● PROMPT
Write out the full set of records below exactly.

● Items listed in a dataset
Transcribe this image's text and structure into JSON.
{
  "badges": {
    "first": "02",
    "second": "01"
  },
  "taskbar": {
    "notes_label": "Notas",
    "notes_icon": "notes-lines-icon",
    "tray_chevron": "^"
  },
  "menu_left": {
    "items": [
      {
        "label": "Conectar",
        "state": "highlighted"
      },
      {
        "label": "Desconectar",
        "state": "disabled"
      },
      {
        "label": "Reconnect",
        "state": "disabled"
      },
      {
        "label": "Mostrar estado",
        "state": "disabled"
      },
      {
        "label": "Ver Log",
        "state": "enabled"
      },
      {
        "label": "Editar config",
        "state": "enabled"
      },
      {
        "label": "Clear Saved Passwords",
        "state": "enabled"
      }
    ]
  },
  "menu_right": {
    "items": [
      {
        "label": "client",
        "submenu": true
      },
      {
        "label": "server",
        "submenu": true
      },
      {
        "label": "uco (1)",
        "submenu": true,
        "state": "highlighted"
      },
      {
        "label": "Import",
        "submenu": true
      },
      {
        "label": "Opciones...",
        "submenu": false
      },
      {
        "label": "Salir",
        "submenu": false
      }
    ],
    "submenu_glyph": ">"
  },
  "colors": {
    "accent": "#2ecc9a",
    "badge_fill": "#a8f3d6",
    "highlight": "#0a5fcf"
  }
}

● TASK RESULT
Transcribe this image's text and structure into JSON.
{
  "badges": {
    "first": "02",
    "second": "01"
  },
  "taskbar": {
    "notes_label": "Notas",
    "notes_icon": "notes-lines-icon",
    "tray_chevron": "^"
  },
  "menu_left": {
    "items": [
      {
        "label": "Conectar",
        "state": "highlighted"
      },
      {
        "label": "Desconectar",
        "state": "disabled"
      },
      {
        "label": "Reconnect",
        "state": "disabled"
      },
      {
        "label": "Mostrar estado",
        "state": "disabled"
      },
      {
        "label": "Ver Log",
        "state": "enabled"
      },
      {
        "label": "Editar config",
        "state": "enabled"
      },
      {
        "label": "Clear Saved Passwords",
        "state": "enabled"
      }
    ]
  },
  "menu_right": {
    "items": [
      {
        "label": "client",
        "submenu": true
      },
      {
        "label": "server",
        "submenu": true
      },
      {
        "label": "uco (1)",
        "submenu": true,
        "state": "highlighted"
      },
      {
        "label": "Import",
        "submenu": true
      },
      {
        "label": "Opciones...",
        "submenu": false
      },
      {
        "label": "Salir",
        "submenu": false
      }
    ],
    "submenu_glyph": ">"
  },
  "colors": {
    "accent": "#2ecc9a",
    "badge_fill": "#a8f3d6",
    "highlight": "#0a5fcf"
  }
}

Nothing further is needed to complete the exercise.